Count every line that holds the string "말씀하신", and report the number alone.

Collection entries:
________________________________________
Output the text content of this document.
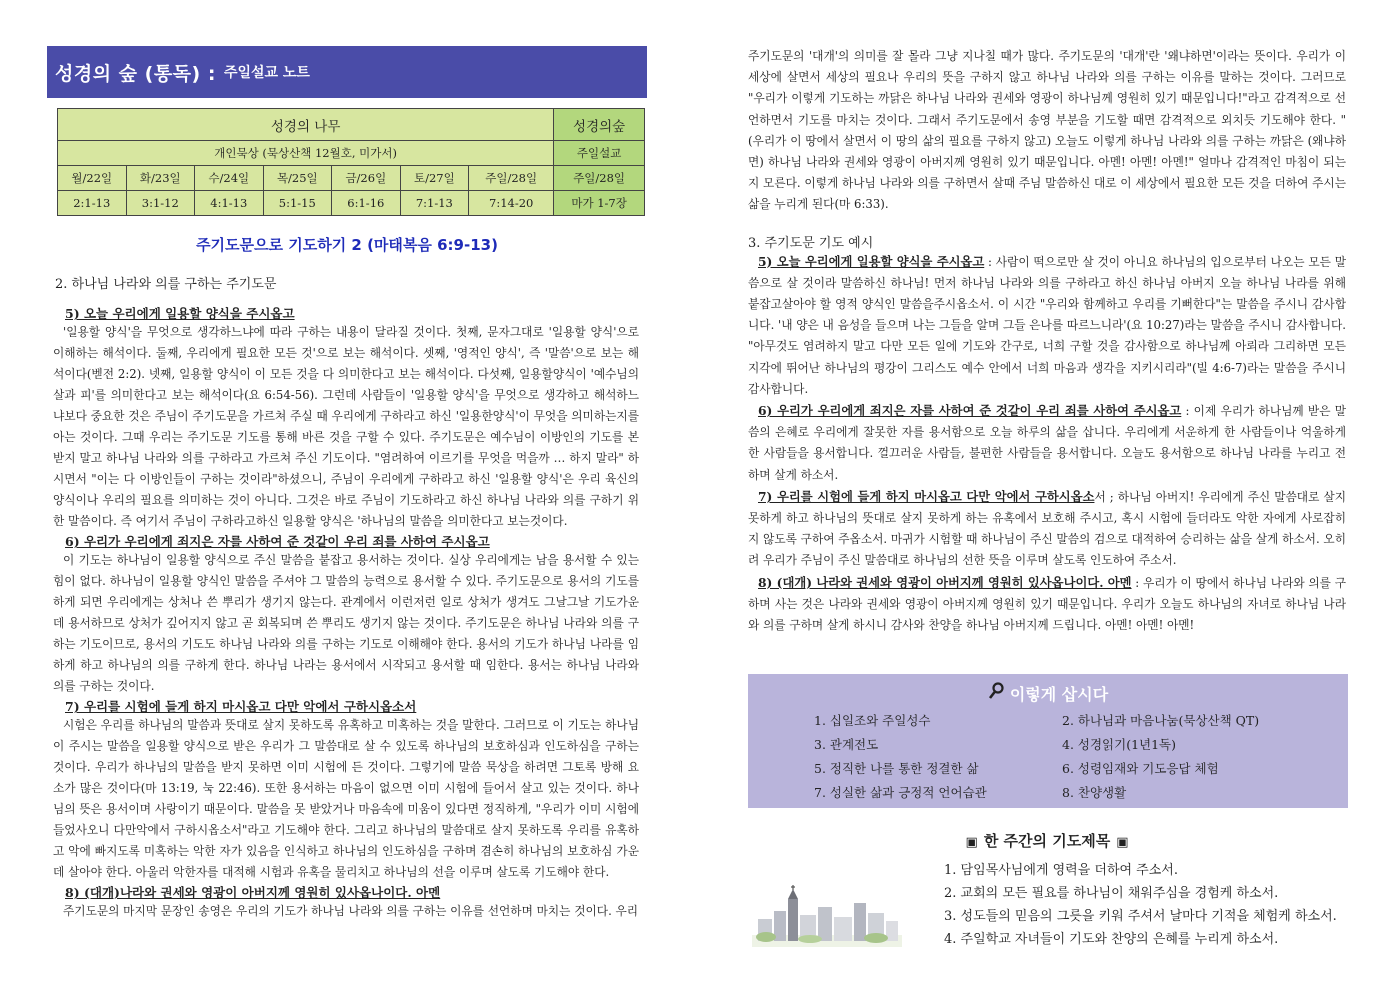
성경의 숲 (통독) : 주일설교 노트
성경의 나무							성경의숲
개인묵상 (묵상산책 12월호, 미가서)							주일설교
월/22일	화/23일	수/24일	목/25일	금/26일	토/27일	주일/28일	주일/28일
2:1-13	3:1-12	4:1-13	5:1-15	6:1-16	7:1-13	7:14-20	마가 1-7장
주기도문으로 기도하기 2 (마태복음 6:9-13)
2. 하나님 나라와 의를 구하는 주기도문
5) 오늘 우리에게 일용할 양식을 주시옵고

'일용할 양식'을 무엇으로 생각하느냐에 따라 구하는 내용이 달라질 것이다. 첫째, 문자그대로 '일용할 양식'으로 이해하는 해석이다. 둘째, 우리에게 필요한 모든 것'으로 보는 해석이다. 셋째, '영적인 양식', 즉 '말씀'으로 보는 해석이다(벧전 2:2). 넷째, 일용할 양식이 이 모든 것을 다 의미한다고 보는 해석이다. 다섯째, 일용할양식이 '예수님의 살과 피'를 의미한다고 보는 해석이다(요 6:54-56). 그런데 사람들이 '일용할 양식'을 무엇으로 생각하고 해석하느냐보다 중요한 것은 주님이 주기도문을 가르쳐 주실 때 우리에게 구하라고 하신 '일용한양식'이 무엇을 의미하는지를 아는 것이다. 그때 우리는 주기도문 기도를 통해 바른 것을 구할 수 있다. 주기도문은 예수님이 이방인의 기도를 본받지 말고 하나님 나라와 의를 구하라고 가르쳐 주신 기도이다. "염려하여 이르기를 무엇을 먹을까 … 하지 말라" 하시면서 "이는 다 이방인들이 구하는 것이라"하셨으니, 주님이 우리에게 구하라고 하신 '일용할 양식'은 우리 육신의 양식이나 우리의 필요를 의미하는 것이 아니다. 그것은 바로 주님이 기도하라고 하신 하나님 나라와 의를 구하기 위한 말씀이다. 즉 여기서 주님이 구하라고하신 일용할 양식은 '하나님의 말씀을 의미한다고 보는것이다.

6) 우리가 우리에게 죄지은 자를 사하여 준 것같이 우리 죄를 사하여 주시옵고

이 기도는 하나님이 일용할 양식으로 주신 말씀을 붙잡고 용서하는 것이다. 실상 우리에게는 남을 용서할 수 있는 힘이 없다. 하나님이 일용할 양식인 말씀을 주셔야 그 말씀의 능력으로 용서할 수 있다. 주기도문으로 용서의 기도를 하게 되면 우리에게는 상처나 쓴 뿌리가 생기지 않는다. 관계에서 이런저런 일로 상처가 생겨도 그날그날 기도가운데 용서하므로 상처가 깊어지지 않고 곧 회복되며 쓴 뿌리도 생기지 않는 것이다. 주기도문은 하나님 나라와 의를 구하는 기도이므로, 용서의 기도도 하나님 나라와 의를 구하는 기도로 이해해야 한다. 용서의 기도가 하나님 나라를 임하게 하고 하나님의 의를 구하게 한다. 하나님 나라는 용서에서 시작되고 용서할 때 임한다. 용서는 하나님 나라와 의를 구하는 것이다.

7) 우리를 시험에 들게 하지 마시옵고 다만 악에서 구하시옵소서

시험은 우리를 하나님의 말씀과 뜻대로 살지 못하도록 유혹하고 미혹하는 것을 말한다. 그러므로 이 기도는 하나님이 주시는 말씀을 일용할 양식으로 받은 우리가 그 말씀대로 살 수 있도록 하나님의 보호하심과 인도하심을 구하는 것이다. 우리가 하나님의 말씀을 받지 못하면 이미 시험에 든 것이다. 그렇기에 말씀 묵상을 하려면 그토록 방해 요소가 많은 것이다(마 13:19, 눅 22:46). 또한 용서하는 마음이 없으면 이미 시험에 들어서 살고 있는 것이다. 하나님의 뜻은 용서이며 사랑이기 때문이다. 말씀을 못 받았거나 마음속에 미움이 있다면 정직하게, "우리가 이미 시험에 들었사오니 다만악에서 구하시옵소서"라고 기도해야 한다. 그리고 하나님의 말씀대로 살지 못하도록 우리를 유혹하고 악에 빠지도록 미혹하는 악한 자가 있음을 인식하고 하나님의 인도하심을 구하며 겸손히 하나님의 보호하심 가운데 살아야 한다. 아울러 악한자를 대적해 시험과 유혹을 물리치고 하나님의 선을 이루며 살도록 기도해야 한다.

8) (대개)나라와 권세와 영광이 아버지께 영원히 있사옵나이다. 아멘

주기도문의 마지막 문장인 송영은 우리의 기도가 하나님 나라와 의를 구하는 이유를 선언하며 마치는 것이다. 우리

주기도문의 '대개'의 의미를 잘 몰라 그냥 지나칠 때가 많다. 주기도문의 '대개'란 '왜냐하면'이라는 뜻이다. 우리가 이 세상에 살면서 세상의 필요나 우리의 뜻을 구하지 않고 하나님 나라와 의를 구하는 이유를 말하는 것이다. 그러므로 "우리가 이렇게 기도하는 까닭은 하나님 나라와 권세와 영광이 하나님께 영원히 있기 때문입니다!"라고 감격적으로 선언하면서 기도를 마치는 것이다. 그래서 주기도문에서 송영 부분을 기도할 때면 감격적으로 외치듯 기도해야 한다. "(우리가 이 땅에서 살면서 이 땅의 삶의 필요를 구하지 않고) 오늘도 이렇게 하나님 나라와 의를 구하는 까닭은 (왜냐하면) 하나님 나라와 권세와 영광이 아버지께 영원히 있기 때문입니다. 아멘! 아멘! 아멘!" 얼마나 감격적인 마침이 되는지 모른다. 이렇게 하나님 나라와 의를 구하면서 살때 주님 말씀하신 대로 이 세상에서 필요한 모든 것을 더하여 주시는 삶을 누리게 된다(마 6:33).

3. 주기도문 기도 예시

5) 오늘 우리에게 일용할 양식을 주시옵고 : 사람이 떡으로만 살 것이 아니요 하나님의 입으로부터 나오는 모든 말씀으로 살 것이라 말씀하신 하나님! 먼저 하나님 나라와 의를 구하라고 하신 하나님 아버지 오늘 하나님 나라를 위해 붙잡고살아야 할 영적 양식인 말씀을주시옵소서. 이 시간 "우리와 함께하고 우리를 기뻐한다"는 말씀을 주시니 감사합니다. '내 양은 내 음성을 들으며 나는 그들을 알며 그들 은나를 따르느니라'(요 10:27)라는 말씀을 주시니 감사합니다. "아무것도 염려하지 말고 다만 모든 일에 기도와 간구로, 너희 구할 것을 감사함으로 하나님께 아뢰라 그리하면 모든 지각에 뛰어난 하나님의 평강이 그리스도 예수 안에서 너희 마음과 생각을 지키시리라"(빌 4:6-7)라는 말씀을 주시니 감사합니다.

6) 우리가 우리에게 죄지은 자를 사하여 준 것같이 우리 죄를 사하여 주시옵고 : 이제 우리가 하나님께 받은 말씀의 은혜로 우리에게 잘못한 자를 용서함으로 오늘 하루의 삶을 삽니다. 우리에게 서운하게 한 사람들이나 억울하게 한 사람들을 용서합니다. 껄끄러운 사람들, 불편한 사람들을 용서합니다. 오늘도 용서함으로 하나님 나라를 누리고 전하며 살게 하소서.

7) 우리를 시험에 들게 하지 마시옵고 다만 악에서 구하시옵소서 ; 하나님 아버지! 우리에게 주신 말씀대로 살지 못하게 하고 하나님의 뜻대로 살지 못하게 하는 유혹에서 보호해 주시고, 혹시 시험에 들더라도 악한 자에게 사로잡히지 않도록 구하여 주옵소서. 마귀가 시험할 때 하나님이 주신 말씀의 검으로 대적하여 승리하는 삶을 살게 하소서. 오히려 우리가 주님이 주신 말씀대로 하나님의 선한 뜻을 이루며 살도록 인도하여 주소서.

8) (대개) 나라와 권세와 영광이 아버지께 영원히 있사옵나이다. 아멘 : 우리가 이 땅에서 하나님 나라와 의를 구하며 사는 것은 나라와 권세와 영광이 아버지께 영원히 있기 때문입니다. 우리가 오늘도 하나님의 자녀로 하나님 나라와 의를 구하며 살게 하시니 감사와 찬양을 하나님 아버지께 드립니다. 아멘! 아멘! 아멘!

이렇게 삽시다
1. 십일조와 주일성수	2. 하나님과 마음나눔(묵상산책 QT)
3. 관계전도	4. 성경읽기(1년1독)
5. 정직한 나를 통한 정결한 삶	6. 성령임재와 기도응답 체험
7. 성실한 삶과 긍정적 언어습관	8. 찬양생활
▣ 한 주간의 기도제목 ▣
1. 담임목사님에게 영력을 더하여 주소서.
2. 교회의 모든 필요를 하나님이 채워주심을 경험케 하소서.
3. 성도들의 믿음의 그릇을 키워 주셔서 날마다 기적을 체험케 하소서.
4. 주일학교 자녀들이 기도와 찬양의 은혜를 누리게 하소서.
________________________________________
§ **EXERCISE RESULT**
2